**EXERCISE REQUIREMENTS:** In the copy, keep every record exact and leave out all images.
Start EXTRACTED ENTRIES
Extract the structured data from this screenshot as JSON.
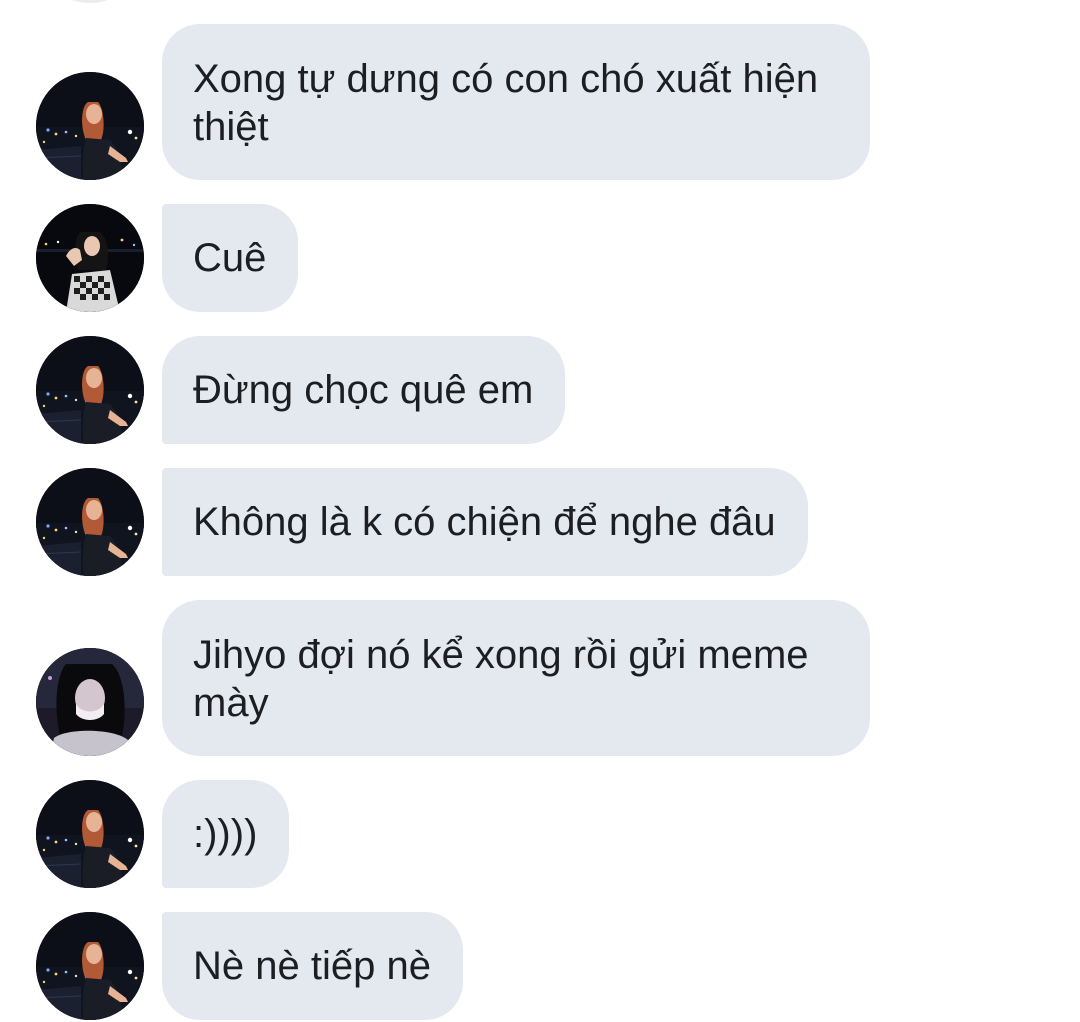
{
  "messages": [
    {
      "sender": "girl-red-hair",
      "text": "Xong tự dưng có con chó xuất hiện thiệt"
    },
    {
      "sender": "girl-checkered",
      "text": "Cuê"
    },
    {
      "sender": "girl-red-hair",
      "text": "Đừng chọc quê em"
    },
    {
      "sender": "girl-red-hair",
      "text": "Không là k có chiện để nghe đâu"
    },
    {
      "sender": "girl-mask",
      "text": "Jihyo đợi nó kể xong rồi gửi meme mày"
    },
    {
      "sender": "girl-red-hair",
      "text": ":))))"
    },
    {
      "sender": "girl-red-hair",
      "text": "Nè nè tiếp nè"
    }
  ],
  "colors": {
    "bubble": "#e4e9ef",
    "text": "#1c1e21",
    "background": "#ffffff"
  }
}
End EXTRACTED ENTRIES
**RESULT OF THE EXERCISE:**
Extract the structured data from this screenshot as JSON.
{
  "messages": [
    {
      "sender": "girl-red-hair",
      "text": "Xong tự dưng có con chó xuất hiện thiệt"
    },
    {
      "sender": "girl-checkered",
      "text": "Cuê"
    },
    {
      "sender": "girl-red-hair",
      "text": "Đừng chọc quê em"
    },
    {
      "sender": "girl-red-hair",
      "text": "Không là k có chiện để nghe đâu"
    },
    {
      "sender": "girl-mask",
      "text": "Jihyo đợi nó kể xong rồi gửi meme mày"
    },
    {
      "sender": "girl-red-hair",
      "text": ":))))"
    },
    {
      "sender": "girl-red-hair",
      "text": "Nè nè tiếp nè"
    }
  ],
  "colors": {
    "bubble": "#e4e9ef",
    "text": "#1c1e21",
    "background": "#ffffff"
  }
}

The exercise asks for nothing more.